**Exercise tasks**:
1 - Return the portion of the passage on pacemaker protective circuits starting with "Figure 1. Schematic" and going on through "capture the heart.", copied word for word.
2 - According to the passage on pacemaker protective circuits, what do most companies use to prevent retrograde currents?
3 - List every effect that the passage on pacemaker protective circuits attributes to the switches opening when high voltage is detected.

**Extract to read**:
+===+
Figure 1. Schematic diagram depicting the high-voltage protective circuit. When the protective circuit detects high voltage, switches open (arrow A), which prevents conduction of retrograde currents into the pacemaker. This prevents irreparable damage to the pacemaker's output circuitry. However, this also prevents electrical capture of the heart. When high voltages are no longer detected, the switches close, which allows current to leave the generator and once again capture the heart.

Close modal

All pacemaker manufacturers use a strategy to prevent or limit retrograde currents from entering the pacemaker. The specific circuitry involved varies from company to company. Most companies use a series of zener diodes to prevent retrograde currents.*,**,***,**** This arrangement will theoretically allow an operational VOO mode even in the presence of EMI. However, it also makes possible, in the presence of very high induced voltages, retrograde currents, and, therefore, possible permanent pacemaker damage. The circuit design depicted in Figure 1can lead to temporary operational failure of the VOO mode in the presence of powerful EMI, as it did in our case, but will prevent possible permanent pacemaker damage. Because of the absence of clinical outcome data, each manufacturer determines which tradeoffs to make and, therefore, which circuit design to incorporate into their devices.
+===+
**Exercise data**:
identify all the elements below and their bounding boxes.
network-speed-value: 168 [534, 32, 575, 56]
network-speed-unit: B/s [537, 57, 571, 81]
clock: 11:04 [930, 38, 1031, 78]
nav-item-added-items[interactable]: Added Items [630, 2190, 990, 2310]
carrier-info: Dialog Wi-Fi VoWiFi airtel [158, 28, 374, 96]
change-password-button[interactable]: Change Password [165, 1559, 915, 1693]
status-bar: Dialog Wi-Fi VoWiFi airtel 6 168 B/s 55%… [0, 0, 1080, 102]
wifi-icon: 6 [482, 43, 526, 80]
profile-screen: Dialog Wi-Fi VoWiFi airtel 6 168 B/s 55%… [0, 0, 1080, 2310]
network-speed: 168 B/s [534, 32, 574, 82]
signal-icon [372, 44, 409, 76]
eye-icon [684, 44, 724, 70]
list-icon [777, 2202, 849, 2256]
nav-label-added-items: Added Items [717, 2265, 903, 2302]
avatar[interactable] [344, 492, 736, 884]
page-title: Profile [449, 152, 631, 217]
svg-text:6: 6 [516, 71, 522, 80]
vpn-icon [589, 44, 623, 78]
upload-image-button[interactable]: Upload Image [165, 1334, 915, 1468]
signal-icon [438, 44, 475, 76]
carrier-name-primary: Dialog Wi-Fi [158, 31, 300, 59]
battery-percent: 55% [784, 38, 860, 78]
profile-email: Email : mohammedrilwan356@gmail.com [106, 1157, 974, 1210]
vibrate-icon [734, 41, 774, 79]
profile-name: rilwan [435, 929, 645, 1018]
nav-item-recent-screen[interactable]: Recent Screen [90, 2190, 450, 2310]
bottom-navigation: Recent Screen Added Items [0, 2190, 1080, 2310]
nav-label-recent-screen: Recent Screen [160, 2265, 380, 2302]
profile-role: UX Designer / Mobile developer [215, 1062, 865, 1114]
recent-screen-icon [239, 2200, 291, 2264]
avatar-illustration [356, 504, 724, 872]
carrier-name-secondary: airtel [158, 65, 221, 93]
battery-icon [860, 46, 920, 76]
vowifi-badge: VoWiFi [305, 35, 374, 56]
+===+
**List of answers**:
1 -
Figure 1. Schematic diagram depicting the high-voltage protective circuit. When the protective circuit detects high voltage, switches open (arrow A), which prevents conduction of retrograde currents into the pacemaker. This prevents irreparable damage to the pacemaker's output circuitry. However, this also prevents electrical capture of the heart. When high voltages are no longer detected, the switches close, which allows current to leave the generator and once again capture the heart.

2 - A series of zener diodes.

3 -
- Retrograde currents are prevented from being conducted into the pacemaker.
- Irreparable damage to the pacemaker's output circuitry is prevented.
- Electrical capture of the heart is prevented.